WORK TO BE COMPLETED:
Drop every picture, then transcribe the remaining data exactly.

TASK INPUTS:
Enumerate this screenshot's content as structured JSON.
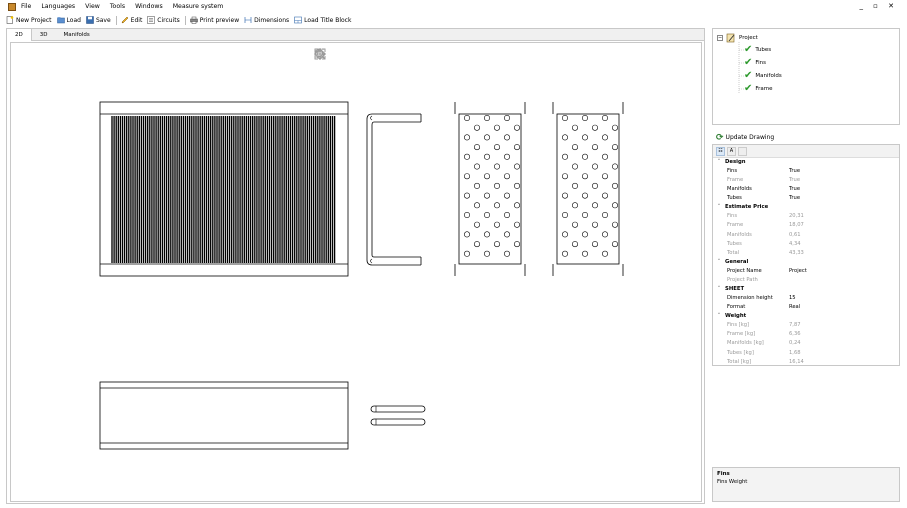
{
  "menu": {
    "items": [
      "File",
      "Languages",
      "View",
      "Tools",
      "Windows",
      "Measure system"
    ],
    "window_controls": "_ ▫ ✕"
  },
  "toolbar": {
    "new_project": "New Project",
    "load": "Load",
    "save": "Save",
    "edit": "Edit",
    "circuits": "Circuits",
    "print_preview": "Print preview",
    "dimensions": "Dimensions",
    "load_title_block": "Load Title Block"
  },
  "tabs": [
    "2D",
    "3D",
    "Manifolds"
  ],
  "view_tools": [
    "zoom-window-icon",
    "zoom-icon",
    "pan-icon",
    "rotate-icon",
    "fit-extents-icon"
  ],
  "tree": {
    "root": "Project",
    "children": [
      "Tubes",
      "Fins",
      "Manifolds",
      "Frame"
    ]
  },
  "update_drawing": "Update Drawing",
  "properties": {
    "design": {
      "label": "Design",
      "rows": [
        {
          "name": "Fins",
          "value": "True",
          "readonly": false
        },
        {
          "name": "Frame",
          "value": "True",
          "readonly": true
        },
        {
          "name": "Manifolds",
          "value": "True",
          "readonly": false
        },
        {
          "name": "Tubes",
          "value": "True",
          "readonly": false
        }
      ]
    },
    "estimate_price": {
      "label": "Estimate Price",
      "rows": [
        {
          "name": "Fins",
          "value": "20,31"
        },
        {
          "name": "Frame",
          "value": "18,07"
        },
        {
          "name": "Manifolds",
          "value": "0,61"
        },
        {
          "name": "Tubes",
          "value": "4,34"
        },
        {
          "name": "Total",
          "value": "43,33"
        }
      ]
    },
    "general": {
      "label": "General",
      "rows": [
        {
          "name": "Project Name",
          "value": "Project",
          "readonly": false
        },
        {
          "name": "Project Path",
          "value": "",
          "readonly": true
        }
      ]
    },
    "sheet": {
      "label": "SHEET",
      "rows": [
        {
          "name": "Dimension height",
          "value": "15"
        },
        {
          "name": "Format",
          "value": "Real"
        }
      ]
    },
    "weight": {
      "label": "Weight",
      "rows": [
        {
          "name": "Fins [kg]",
          "value": "7,87"
        },
        {
          "name": "Frame [kg]",
          "value": "6,36"
        },
        {
          "name": "Manifolds [kg]",
          "value": "0,24"
        },
        {
          "name": "Tubes [kg]",
          "value": "1,68"
        },
        {
          "name": "Total [kg]",
          "value": "16,14"
        }
      ]
    }
  },
  "description": {
    "title": "Fins",
    "text": "Fins Weight"
  },
  "colors": {
    "check": "#2e9a2e",
    "fin_black": "#000000",
    "grid_border": "#c8c8c8"
  }
}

PROBLEM SOLUTION:
Enumerate this screenshot's content as structured JSON.
{
  "menu": {
    "items": [
      "File",
      "Languages",
      "View",
      "Tools",
      "Windows",
      "Measure system"
    ],
    "window_controls": "_ ▫ ✕"
  },
  "toolbar": {
    "new_project": "New Project",
    "load": "Load",
    "save": "Save",
    "edit": "Edit",
    "circuits": "Circuits",
    "print_preview": "Print preview",
    "dimensions": "Dimensions",
    "load_title_block": "Load Title Block"
  },
  "tabs": [
    "2D",
    "3D",
    "Manifolds"
  ],
  "view_tools": [
    "zoom-window-icon",
    "zoom-icon",
    "pan-icon",
    "rotate-icon",
    "fit-extents-icon"
  ],
  "tree": {
    "root": "Project",
    "children": [
      "Tubes",
      "Fins",
      "Manifolds",
      "Frame"
    ]
  },
  "update_drawing": "Update Drawing",
  "properties": {
    "design": {
      "label": "Design",
      "rows": [
        {
          "name": "Fins",
          "value": "True",
          "readonly": false
        },
        {
          "name": "Frame",
          "value": "True",
          "readonly": true
        },
        {
          "name": "Manifolds",
          "value": "True",
          "readonly": false
        },
        {
          "name": "Tubes",
          "value": "True",
          "readonly": false
        }
      ]
    },
    "estimate_price": {
      "label": "Estimate Price",
      "rows": [
        {
          "name": "Fins",
          "value": "20,31"
        },
        {
          "name": "Frame",
          "value": "18,07"
        },
        {
          "name": "Manifolds",
          "value": "0,61"
        },
        {
          "name": "Tubes",
          "value": "4,34"
        },
        {
          "name": "Total",
          "value": "43,33"
        }
      ]
    },
    "general": {
      "label": "General",
      "rows": [
        {
          "name": "Project Name",
          "value": "Project",
          "readonly": false
        },
        {
          "name": "Project Path",
          "value": "",
          "readonly": true
        }
      ]
    },
    "sheet": {
      "label": "SHEET",
      "rows": [
        {
          "name": "Dimension height",
          "value": "15"
        },
        {
          "name": "Format",
          "value": "Real"
        }
      ]
    },
    "weight": {
      "label": "Weight",
      "rows": [
        {
          "name": "Fins [kg]",
          "value": "7,87"
        },
        {
          "name": "Frame [kg]",
          "value": "6,36"
        },
        {
          "name": "Manifolds [kg]",
          "value": "0,24"
        },
        {
          "name": "Tubes [kg]",
          "value": "1,68"
        },
        {
          "name": "Total [kg]",
          "value": "16,14"
        }
      ]
    }
  },
  "description": {
    "title": "Fins",
    "text": "Fins Weight"
  },
  "colors": {
    "check": "#2e9a2e",
    "fin_black": "#000000",
    "grid_border": "#c8c8c8"
  }
}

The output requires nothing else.